_Problem requirements_
Copy out every record below, word for word.

-- Exercise inputs start --

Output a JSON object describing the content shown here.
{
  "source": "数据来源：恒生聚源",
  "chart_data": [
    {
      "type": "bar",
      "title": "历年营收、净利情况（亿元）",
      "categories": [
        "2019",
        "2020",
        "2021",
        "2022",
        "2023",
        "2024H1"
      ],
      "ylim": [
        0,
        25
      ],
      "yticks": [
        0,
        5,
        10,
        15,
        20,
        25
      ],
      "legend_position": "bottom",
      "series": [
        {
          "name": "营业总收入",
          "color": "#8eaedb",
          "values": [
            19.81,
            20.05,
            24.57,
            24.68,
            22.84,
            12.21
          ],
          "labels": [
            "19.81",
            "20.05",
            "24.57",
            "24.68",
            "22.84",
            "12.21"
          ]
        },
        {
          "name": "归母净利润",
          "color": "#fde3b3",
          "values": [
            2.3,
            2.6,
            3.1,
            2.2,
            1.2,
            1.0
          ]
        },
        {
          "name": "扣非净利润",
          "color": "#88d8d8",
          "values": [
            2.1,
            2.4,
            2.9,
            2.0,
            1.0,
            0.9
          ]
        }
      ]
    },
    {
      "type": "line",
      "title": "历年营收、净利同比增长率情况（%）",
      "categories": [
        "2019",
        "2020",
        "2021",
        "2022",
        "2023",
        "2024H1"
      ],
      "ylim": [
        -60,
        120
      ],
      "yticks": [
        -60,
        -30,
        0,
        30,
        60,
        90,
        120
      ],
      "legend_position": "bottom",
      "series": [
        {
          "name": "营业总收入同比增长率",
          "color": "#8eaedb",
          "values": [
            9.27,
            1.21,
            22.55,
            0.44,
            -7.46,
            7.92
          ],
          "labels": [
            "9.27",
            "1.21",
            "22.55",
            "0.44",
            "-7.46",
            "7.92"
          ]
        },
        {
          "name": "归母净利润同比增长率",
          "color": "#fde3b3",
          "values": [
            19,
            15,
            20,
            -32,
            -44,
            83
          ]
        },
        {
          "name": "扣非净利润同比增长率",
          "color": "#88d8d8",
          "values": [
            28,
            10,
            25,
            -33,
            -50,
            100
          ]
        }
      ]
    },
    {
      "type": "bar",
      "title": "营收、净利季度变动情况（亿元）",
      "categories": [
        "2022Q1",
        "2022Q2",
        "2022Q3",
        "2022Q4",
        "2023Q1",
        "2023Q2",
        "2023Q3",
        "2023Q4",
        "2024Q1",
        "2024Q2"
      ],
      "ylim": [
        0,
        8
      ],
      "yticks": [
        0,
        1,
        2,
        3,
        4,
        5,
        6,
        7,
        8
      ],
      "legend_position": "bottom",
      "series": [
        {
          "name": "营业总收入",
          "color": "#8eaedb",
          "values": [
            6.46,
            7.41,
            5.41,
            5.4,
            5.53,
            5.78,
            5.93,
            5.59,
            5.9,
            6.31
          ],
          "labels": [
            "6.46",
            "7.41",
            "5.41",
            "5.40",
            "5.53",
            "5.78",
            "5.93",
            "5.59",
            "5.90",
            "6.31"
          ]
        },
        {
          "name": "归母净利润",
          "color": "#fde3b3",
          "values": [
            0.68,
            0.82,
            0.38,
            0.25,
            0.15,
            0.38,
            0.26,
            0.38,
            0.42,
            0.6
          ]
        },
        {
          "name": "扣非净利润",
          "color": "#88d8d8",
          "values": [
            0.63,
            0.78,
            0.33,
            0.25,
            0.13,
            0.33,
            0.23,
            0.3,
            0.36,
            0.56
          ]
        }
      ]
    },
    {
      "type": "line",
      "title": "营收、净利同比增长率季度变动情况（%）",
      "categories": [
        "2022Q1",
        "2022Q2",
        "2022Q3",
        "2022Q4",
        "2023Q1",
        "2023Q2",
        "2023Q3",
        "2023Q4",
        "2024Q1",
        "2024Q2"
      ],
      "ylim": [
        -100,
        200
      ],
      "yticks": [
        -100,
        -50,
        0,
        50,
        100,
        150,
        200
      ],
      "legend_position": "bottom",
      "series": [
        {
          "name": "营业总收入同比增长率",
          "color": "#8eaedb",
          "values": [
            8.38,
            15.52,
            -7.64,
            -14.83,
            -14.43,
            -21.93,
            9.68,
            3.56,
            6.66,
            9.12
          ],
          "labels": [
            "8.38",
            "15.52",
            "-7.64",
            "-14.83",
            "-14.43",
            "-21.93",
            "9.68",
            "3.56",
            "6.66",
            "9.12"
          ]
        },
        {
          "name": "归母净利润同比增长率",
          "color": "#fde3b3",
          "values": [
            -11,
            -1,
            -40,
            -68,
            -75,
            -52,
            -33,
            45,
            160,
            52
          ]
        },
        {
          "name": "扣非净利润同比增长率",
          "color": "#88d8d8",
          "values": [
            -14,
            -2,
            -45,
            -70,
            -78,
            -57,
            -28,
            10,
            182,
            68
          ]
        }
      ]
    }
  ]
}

-- Exercise inputs end --

_Solution to this problem_
Output a JSON object describing the content shown here.
{
  "source": "数据来源：恒生聚源",
  "chart_data": [
    {
      "type": "bar",
      "title": "历年营收、净利情况（亿元）",
      "categories": [
        "2019",
        "2020",
        "2021",
        "2022",
        "2023",
        "2024H1"
      ],
      "ylim": [
        0,
        25
      ],
      "yticks": [
        0,
        5,
        10,
        15,
        20,
        25
      ],
      "legend_position": "bottom",
      "series": [
        {
          "name": "营业总收入",
          "color": "#8eaedb",
          "values": [
            19.81,
            20.05,
            24.57,
            24.68,
            22.84,
            12.21
          ],
          "labels": [
            "19.81",
            "20.05",
            "24.57",
            "24.68",
            "22.84",
            "12.21"
          ]
        },
        {
          "name": "归母净利润",
          "color": "#fde3b3",
          "values": [
            2.3,
            2.6,
            3.1,
            2.2,
            1.2,
            1.0
          ]
        },
        {
          "name": "扣非净利润",
          "color": "#88d8d8",
          "values": [
            2.1,
            2.4,
            2.9,
            2.0,
            1.0,
            0.9
          ]
        }
      ]
    },
    {
      "type": "line",
      "title": "历年营收、净利同比增长率情况（%）",
      "categories": [
        "2019",
        "2020",
        "2021",
        "2022",
        "2023",
        "2024H1"
      ],
      "ylim": [
        -60,
        120
      ],
      "yticks": [
        -60,
        -30,
        0,
        30,
        60,
        90,
        120
      ],
      "legend_position": "bottom",
      "series": [
        {
          "name": "营业总收入同比增长率",
          "color": "#8eaedb",
          "values": [
            9.27,
            1.21,
            22.55,
            0.44,
            -7.46,
            7.92
          ],
          "labels": [
            "9.27",
            "1.21",
            "22.55",
            "0.44",
            "-7.46",
            "7.92"
          ]
        },
        {
          "name": "归母净利润同比增长率",
          "color": "#fde3b3",
          "values": [
            19,
            15,
            20,
            -32,
            -44,
            83
          ]
        },
        {
          "name": "扣非净利润同比增长率",
          "color": "#88d8d8",
          "values": [
            28,
            10,
            25,
            -33,
            -50,
            100
          ]
        }
      ]
    },
    {
      "type": "bar",
      "title": "营收、净利季度变动情况（亿元）",
      "categories": [
        "2022Q1",
        "2022Q2",
        "2022Q3",
        "2022Q4",
        "2023Q1",
        "2023Q2",
        "2023Q3",
        "2023Q4",
        "2024Q1",
        "2024Q2"
      ],
      "ylim": [
        0,
        8
      ],
      "yticks": [
        0,
        1,
        2,
        3,
        4,
        5,
        6,
        7,
        8
      ],
      "legend_position": "bottom",
      "series": [
        {
          "name": "营业总收入",
          "color": "#8eaedb",
          "values": [
            6.46,
            7.41,
            5.41,
            5.4,
            5.53,
            5.78,
            5.93,
            5.59,
            5.9,
            6.31
          ],
          "labels": [
            "6.46",
            "7.41",
            "5.41",
            "5.40",
            "5.53",
            "5.78",
            "5.93",
            "5.59",
            "5.90",
            "6.31"
          ]
        },
        {
          "name": "归母净利润",
          "color": "#fde3b3",
          "values": [
            0.68,
            0.82,
            0.38,
            0.25,
            0.15,
            0.38,
            0.26,
            0.38,
            0.42,
            0.6
          ]
        },
        {
          "name": "扣非净利润",
          "color": "#88d8d8",
          "values": [
            0.63,
            0.78,
            0.33,
            0.25,
            0.13,
            0.33,
            0.23,
            0.3,
            0.36,
            0.56
          ]
        }
      ]
    },
    {
      "type": "line",
      "title": "营收、净利同比增长率季度变动情况（%）",
      "categories": [
        "2022Q1",
        "2022Q2",
        "2022Q3",
        "2022Q4",
        "2023Q1",
        "2023Q2",
        "2023Q3",
        "2023Q4",
        "2024Q1",
        "2024Q2"
      ],
      "ylim": [
        -100,
        200
      ],
      "yticks": [
        -100,
        -50,
        0,
        50,
        100,
        150,
        200
      ],
      "legend_position": "bottom",
      "series": [
        {
          "name": "营业总收入同比增长率",
          "color": "#8eaedb",
          "values": [
            8.38,
            15.52,
            -7.64,
            -14.83,
            -14.43,
            -21.93,
            9.68,
            3.56,
            6.66,
            9.12
          ],
          "labels": [
            "8.38",
            "15.52",
            "-7.64",
            "-14.83",
            "-14.43",
            "-21.93",
            "9.68",
            "3.56",
            "6.66",
            "9.12"
          ]
        },
        {
          "name": "归母净利润同比增长率",
          "color": "#fde3b3",
          "values": [
            -11,
            -1,
            -40,
            -68,
            -75,
            -52,
            -33,
            45,
            160,
            52
          ]
        },
        {
          "name": "扣非净利润同比增长率",
          "color": "#88d8d8",
          "values": [
            -14,
            -2,
            -45,
            -70,
            -78,
            -57,
            -28,
            10,
            182,
            68
          ]
        }
      ]
    }
  ]
}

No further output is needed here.